Repeat all the material exactly; pictures stay out of your copy.

*****

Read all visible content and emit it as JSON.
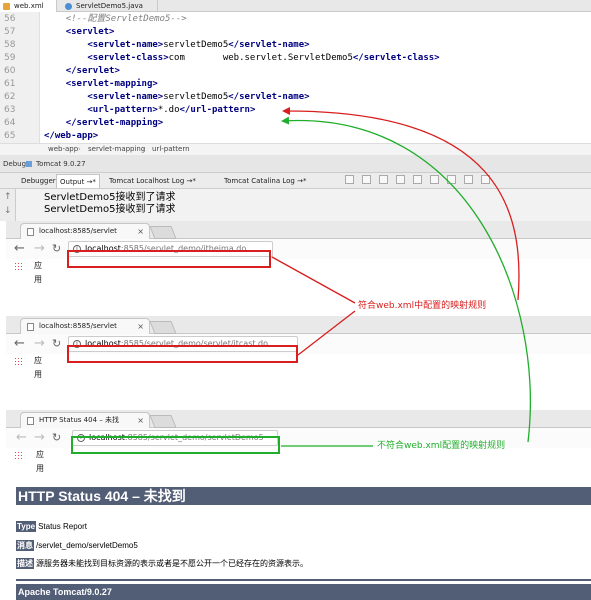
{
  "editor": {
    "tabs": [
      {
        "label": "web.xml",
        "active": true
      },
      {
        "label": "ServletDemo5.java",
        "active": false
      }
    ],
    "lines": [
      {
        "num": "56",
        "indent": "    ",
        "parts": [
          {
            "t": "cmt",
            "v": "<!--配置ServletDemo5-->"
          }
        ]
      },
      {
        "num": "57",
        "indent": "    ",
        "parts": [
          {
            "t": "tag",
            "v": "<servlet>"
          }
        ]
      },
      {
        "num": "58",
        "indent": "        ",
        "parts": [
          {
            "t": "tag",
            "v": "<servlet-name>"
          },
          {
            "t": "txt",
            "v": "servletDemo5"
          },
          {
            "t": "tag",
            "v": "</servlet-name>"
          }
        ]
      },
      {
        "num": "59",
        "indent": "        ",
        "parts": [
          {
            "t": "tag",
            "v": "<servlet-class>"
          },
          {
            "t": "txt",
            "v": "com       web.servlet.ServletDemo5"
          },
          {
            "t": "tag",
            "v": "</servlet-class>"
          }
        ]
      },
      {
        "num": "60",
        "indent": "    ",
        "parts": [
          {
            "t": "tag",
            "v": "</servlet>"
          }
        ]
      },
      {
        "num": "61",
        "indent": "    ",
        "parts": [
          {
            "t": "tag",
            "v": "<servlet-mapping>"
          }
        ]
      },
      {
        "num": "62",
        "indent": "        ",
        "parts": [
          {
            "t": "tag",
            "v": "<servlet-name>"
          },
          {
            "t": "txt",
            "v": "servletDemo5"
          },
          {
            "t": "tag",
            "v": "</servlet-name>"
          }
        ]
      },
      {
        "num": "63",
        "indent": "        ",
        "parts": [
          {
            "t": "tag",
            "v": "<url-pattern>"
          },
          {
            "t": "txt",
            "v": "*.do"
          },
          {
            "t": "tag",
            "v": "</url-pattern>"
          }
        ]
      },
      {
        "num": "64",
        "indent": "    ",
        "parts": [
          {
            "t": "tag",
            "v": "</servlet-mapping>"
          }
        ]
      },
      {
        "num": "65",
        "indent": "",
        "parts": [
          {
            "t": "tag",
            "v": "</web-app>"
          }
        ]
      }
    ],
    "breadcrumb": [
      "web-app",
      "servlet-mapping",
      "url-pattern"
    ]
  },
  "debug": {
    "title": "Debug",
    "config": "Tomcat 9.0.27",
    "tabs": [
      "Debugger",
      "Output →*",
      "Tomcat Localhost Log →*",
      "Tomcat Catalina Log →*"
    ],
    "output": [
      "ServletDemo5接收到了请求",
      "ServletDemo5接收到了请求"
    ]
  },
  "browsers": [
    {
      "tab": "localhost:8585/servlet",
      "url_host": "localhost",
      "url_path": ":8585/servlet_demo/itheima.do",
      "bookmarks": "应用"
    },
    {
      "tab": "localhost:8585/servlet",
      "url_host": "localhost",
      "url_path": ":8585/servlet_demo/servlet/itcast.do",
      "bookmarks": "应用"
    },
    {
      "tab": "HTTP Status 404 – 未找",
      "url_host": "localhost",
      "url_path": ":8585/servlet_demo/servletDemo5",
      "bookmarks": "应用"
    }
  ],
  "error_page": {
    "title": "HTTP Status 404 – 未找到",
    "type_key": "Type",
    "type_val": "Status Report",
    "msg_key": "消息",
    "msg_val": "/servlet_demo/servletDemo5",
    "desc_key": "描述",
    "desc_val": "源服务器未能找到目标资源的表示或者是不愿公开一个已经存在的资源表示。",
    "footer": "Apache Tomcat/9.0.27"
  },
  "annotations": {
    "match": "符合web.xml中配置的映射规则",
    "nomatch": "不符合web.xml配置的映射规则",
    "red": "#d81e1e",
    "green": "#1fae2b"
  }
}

*****

## [Exercise result]
Read all visible content and emit it as JSON.
{
  "editor": {
    "tabs": [
      {
        "label": "web.xml",
        "active": true
      },
      {
        "label": "ServletDemo5.java",
        "active": false
      }
    ],
    "lines": [
      {
        "num": "56",
        "indent": "    ",
        "parts": [
          {
            "t": "cmt",
            "v": "<!--配置ServletDemo5-->"
          }
        ]
      },
      {
        "num": "57",
        "indent": "    ",
        "parts": [
          {
            "t": "tag",
            "v": "<servlet>"
          }
        ]
      },
      {
        "num": "58",
        "indent": "        ",
        "parts": [
          {
            "t": "tag",
            "v": "<servlet-name>"
          },
          {
            "t": "txt",
            "v": "servletDemo5"
          },
          {
            "t": "tag",
            "v": "</servlet-name>"
          }
        ]
      },
      {
        "num": "59",
        "indent": "        ",
        "parts": [
          {
            "t": "tag",
            "v": "<servlet-class>"
          },
          {
            "t": "txt",
            "v": "com       web.servlet.ServletDemo5"
          },
          {
            "t": "tag",
            "v": "</servlet-class>"
          }
        ]
      },
      {
        "num": "60",
        "indent": "    ",
        "parts": [
          {
            "t": "tag",
            "v": "</servlet>"
          }
        ]
      },
      {
        "num": "61",
        "indent": "    ",
        "parts": [
          {
            "t": "tag",
            "v": "<servlet-mapping>"
          }
        ]
      },
      {
        "num": "62",
        "indent": "        ",
        "parts": [
          {
            "t": "tag",
            "v": "<servlet-name>"
          },
          {
            "t": "txt",
            "v": "servletDemo5"
          },
          {
            "t": "tag",
            "v": "</servlet-name>"
          }
        ]
      },
      {
        "num": "63",
        "indent": "        ",
        "parts": [
          {
            "t": "tag",
            "v": "<url-pattern>"
          },
          {
            "t": "txt",
            "v": "*.do"
          },
          {
            "t": "tag",
            "v": "</url-pattern>"
          }
        ]
      },
      {
        "num": "64",
        "indent": "    ",
        "parts": [
          {
            "t": "tag",
            "v": "</servlet-mapping>"
          }
        ]
      },
      {
        "num": "65",
        "indent": "",
        "parts": [
          {
            "t": "tag",
            "v": "</web-app>"
          }
        ]
      }
    ],
    "breadcrumb": [
      "web-app",
      "servlet-mapping",
      "url-pattern"
    ]
  },
  "debug": {
    "title": "Debug",
    "config": "Tomcat 9.0.27",
    "tabs": [
      "Debugger",
      "Output →*",
      "Tomcat Localhost Log →*",
      "Tomcat Catalina Log →*"
    ],
    "output": [
      "ServletDemo5接收到了请求",
      "ServletDemo5接收到了请求"
    ]
  },
  "browsers": [
    {
      "tab": "localhost:8585/servlet",
      "url_host": "localhost",
      "url_path": ":8585/servlet_demo/itheima.do",
      "bookmarks": "应用"
    },
    {
      "tab": "localhost:8585/servlet",
      "url_host": "localhost",
      "url_path": ":8585/servlet_demo/servlet/itcast.do",
      "bookmarks": "应用"
    },
    {
      "tab": "HTTP Status 404 – 未找",
      "url_host": "localhost",
      "url_path": ":8585/servlet_demo/servletDemo5",
      "bookmarks": "应用"
    }
  ],
  "error_page": {
    "title": "HTTP Status 404 – 未找到",
    "type_key": "Type",
    "type_val": "Status Report",
    "msg_key": "消息",
    "msg_val": "/servlet_demo/servletDemo5",
    "desc_key": "描述",
    "desc_val": "源服务器未能找到目标资源的表示或者是不愿公开一个已经存在的资源表示。",
    "footer": "Apache Tomcat/9.0.27"
  },
  "annotations": {
    "match": "符合web.xml中配置的映射规则",
    "nomatch": "不符合web.xml配置的映射规则",
    "red": "#d81e1e",
    "green": "#1fae2b"
  }
}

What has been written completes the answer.